[Stored dataset items]

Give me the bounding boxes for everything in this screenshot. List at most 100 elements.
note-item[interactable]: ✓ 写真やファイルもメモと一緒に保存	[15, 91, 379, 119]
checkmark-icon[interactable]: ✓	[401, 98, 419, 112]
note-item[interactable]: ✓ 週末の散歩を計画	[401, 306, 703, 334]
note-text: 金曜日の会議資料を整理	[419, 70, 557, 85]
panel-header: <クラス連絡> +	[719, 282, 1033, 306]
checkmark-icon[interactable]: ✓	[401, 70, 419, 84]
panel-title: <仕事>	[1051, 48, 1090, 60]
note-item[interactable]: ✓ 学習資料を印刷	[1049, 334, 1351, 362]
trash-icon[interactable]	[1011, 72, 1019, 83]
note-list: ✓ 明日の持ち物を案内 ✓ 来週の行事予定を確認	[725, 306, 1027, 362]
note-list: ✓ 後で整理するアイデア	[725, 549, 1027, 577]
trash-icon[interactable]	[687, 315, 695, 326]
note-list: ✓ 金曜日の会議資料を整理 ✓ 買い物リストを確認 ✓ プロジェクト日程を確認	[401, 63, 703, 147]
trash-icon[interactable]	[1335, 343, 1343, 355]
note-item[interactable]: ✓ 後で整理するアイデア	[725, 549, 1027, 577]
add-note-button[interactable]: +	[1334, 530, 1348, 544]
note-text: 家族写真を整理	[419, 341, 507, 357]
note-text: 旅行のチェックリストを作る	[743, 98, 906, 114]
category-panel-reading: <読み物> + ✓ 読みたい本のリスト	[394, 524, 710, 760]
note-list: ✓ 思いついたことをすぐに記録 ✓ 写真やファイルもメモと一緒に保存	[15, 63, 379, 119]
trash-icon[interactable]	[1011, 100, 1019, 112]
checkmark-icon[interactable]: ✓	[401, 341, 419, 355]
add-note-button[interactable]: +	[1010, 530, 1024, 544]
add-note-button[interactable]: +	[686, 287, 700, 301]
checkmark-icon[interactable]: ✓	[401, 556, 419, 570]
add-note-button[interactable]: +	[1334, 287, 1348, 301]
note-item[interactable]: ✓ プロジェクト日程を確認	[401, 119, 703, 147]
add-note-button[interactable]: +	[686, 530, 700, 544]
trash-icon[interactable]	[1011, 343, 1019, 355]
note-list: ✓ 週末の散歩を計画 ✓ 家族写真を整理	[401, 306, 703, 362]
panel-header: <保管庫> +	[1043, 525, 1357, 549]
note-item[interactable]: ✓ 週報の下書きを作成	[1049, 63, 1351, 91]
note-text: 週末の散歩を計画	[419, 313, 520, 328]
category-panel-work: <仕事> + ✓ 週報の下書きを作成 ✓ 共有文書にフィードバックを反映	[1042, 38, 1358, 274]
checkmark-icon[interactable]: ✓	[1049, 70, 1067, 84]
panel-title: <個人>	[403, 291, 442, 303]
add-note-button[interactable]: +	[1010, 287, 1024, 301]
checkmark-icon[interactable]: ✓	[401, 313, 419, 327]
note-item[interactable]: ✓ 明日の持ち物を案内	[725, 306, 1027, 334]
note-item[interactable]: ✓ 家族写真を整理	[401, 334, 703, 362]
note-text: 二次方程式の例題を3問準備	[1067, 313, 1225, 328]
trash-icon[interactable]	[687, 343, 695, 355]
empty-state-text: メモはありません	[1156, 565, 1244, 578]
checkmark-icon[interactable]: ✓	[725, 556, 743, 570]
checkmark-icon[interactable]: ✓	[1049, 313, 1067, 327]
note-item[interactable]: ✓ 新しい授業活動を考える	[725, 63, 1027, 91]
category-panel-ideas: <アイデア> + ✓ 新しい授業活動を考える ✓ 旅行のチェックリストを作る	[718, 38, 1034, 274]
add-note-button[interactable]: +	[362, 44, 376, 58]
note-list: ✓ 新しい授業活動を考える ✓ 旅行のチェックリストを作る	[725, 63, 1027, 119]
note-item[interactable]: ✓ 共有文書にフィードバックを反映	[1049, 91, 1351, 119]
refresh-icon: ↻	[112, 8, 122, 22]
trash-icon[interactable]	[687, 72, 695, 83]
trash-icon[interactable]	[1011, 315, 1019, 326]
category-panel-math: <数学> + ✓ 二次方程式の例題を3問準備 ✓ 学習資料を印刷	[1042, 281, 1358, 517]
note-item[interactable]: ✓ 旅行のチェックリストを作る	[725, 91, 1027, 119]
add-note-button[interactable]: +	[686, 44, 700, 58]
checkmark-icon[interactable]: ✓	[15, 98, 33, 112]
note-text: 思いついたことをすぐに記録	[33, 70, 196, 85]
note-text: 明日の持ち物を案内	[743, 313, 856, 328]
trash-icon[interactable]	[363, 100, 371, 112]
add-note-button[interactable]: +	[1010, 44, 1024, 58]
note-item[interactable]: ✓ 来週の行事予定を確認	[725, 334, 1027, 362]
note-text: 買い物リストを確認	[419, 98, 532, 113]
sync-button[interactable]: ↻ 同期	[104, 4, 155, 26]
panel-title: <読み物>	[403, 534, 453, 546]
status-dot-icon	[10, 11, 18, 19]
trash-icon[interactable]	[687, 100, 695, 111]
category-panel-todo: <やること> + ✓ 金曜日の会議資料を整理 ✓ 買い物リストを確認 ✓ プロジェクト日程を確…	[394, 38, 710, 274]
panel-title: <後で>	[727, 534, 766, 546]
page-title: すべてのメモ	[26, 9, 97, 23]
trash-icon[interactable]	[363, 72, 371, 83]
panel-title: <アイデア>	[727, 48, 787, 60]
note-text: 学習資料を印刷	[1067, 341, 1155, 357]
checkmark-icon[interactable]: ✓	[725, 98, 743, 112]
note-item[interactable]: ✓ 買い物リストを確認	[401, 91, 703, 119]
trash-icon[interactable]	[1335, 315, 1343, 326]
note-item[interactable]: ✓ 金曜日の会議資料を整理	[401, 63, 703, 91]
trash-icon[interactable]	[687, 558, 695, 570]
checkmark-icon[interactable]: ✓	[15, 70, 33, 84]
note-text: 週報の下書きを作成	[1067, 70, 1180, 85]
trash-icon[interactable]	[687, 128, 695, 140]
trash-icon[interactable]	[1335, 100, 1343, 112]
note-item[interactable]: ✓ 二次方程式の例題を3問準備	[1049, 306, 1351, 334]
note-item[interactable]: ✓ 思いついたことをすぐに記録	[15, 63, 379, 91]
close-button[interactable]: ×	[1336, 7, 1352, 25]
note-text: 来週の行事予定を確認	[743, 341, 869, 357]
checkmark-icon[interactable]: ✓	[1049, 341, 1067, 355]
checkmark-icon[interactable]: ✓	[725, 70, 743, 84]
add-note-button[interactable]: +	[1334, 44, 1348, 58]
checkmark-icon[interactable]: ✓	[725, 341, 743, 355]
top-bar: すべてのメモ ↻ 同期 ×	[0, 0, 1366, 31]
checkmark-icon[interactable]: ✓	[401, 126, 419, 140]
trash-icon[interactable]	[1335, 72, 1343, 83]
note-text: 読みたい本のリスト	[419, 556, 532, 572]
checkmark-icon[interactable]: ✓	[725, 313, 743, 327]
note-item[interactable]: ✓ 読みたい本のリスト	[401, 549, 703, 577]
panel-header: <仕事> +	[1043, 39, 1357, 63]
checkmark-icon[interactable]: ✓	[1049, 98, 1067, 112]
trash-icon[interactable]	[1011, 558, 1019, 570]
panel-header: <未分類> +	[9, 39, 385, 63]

Given instruction: Reproduce the listing verbatim from its first line through the line containing "306, 703, 334]", including both of these lines.

Answer to the problem:
Give me the bounding boxes for everything in this screenshot. List at most 100 elements.
note-item[interactable]: ✓ 写真やファイルもメモと一緒に保存	[15, 91, 379, 119]
checkmark-icon[interactable]: ✓	[401, 98, 419, 112]
note-item[interactable]: ✓ 週末の散歩を計画	[401, 306, 703, 334]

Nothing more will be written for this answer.